**WHAT YOU ARE ASKED TO DO**. Retype the material in full, keeping every word the same.

[Dataset records]
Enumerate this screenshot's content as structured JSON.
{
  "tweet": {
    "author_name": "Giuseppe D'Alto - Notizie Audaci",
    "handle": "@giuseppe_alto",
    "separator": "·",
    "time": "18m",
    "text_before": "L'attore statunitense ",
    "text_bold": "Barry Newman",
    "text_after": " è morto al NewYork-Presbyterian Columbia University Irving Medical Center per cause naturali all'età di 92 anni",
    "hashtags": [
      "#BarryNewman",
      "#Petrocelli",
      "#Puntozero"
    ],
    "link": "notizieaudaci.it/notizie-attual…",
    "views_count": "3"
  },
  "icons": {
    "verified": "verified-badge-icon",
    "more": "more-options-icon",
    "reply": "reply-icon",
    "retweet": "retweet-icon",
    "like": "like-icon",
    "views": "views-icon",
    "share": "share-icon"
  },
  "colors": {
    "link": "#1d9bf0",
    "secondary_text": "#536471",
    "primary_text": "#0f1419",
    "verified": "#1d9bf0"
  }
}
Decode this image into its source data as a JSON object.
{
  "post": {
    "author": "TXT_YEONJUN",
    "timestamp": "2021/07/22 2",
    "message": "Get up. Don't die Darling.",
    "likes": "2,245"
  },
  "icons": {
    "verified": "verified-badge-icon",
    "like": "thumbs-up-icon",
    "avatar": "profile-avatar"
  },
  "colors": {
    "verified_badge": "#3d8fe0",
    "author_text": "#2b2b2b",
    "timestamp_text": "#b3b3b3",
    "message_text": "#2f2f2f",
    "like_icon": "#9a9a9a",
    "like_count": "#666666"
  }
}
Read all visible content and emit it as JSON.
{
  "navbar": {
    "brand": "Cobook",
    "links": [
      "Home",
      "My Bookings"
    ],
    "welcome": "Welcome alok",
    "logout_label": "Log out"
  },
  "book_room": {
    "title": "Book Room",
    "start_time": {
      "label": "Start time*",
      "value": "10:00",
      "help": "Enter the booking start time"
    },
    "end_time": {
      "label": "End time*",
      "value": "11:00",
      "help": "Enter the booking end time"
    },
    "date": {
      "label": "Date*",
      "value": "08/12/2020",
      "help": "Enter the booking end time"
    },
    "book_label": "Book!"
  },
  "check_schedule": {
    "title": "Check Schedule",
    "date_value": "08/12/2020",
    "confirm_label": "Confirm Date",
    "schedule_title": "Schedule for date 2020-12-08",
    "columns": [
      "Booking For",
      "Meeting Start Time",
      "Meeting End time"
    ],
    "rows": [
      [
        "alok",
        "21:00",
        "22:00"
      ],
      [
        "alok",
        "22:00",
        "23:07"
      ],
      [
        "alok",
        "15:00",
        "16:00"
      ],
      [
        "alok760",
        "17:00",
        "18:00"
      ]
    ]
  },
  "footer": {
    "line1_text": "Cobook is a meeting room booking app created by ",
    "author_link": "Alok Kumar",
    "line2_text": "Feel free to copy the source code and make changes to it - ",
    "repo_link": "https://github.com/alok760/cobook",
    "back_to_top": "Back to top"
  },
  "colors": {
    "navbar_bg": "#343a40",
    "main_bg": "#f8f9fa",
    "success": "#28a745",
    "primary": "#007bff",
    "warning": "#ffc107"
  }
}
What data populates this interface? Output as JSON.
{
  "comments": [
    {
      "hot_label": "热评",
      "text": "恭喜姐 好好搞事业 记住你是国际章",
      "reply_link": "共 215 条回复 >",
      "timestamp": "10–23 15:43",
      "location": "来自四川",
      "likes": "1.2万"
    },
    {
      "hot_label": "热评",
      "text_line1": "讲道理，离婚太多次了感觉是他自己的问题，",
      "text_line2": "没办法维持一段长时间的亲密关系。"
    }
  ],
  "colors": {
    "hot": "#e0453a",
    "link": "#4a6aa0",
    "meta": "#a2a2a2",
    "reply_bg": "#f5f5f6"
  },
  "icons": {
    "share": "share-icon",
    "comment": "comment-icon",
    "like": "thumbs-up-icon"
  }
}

**CORRECT ANSWER**.
Enumerate this screenshot's content as structured JSON.
{
  "tweet": {
    "author_name": "Giuseppe D'Alto - Notizie Audaci",
    "handle": "@giuseppe_alto",
    "separator": "·",
    "time": "18m",
    "text_before": "L'attore statunitense ",
    "text_bold": "Barry Newman",
    "text_after": " è morto al NewYork-Presbyterian Columbia University Irving Medical Center per cause naturali all'età di 92 anni",
    "hashtags": [
      "#BarryNewman",
      "#Petrocelli",
      "#Puntozero"
    ],
    "link": "notizieaudaci.it/notizie-attual…",
    "views_count": "3"
  },
  "icons": {
    "verified": "verified-badge-icon",
    "more": "more-options-icon",
    "reply": "reply-icon",
    "retweet": "retweet-icon",
    "like": "like-icon",
    "views": "views-icon",
    "share": "share-icon"
  },
  "colors": {
    "link": "#1d9bf0",
    "secondary_text": "#536471",
    "primary_text": "#0f1419",
    "verified": "#1d9bf0"
  }
}
Decode this image into its source data as a JSON object.
{
  "post": {
    "author": "TXT_YEONJUN",
    "timestamp": "2021/07/22 2",
    "message": "Get up. Don't die Darling.",
    "likes": "2,245"
  },
  "icons": {
    "verified": "verified-badge-icon",
    "like": "thumbs-up-icon",
    "avatar": "profile-avatar"
  },
  "colors": {
    "verified_badge": "#3d8fe0",
    "author_text": "#2b2b2b",
    "timestamp_text": "#b3b3b3",
    "message_text": "#2f2f2f",
    "like_icon": "#9a9a9a",
    "like_count": "#666666"
  }
}
Read all visible content and emit it as JSON.
{
  "navbar": {
    "brand": "Cobook",
    "links": [
      "Home",
      "My Bookings"
    ],
    "welcome": "Welcome alok",
    "logout_label": "Log out"
  },
  "book_room": {
    "title": "Book Room",
    "start_time": {
      "label": "Start time*",
      "value": "10:00",
      "help": "Enter the booking start time"
    },
    "end_time": {
      "label": "End time*",
      "value": "11:00",
      "help": "Enter the booking end time"
    },
    "date": {
      "label": "Date*",
      "value": "08/12/2020",
      "help": "Enter the booking end time"
    },
    "book_label": "Book!"
  },
  "check_schedule": {
    "title": "Check Schedule",
    "date_value": "08/12/2020",
    "confirm_label": "Confirm Date",
    "schedule_title": "Schedule for date 2020-12-08",
    "columns": [
      "Booking For",
      "Meeting Start Time",
      "Meeting End time"
    ],
    "rows": [
      [
        "alok",
        "21:00",
        "22:00"
      ],
      [
        "alok",
        "22:00",
        "23:07"
      ],
      [
        "alok",
        "15:00",
        "16:00"
      ],
      [
        "alok760",
        "17:00",
        "18:00"
      ]
    ]
  },
  "footer": {
    "line1_text": "Cobook is a meeting room booking app created by ",
    "author_link": "Alok Kumar",
    "line2_text": "Feel free to copy the source code and make changes to it - ",
    "repo_link": "https://github.com/alok760/cobook",
    "back_to_top": "Back to top"
  },
  "colors": {
    "navbar_bg": "#343a40",
    "main_bg": "#f8f9fa",
    "success": "#28a745",
    "primary": "#007bff",
    "warning": "#ffc107"
  }
}
What data populates this interface? Output as JSON.
{
  "comments": [
    {
      "hot_label": "热评",
      "text": "恭喜姐 好好搞事业 记住你是国际章",
      "reply_link": "共 215 条回复 >",
      "timestamp": "10–23 15:43",
      "location": "来自四川",
      "likes": "1.2万"
    },
    {
      "hot_label": "热评",
      "text_line1": "讲道理，离婚太多次了感觉是他自己的问题，",
      "text_line2": "没办法维持一段长时间的亲密关系。"
    }
  ],
  "colors": {
    "hot": "#e0453a",
    "link": "#4a6aa0",
    "meta": "#a2a2a2",
    "reply_bg": "#f5f5f6"
  },
  "icons": {
    "share": "share-icon",
    "comment": "comment-icon",
    "like": "thumbs-up-icon"
  }
}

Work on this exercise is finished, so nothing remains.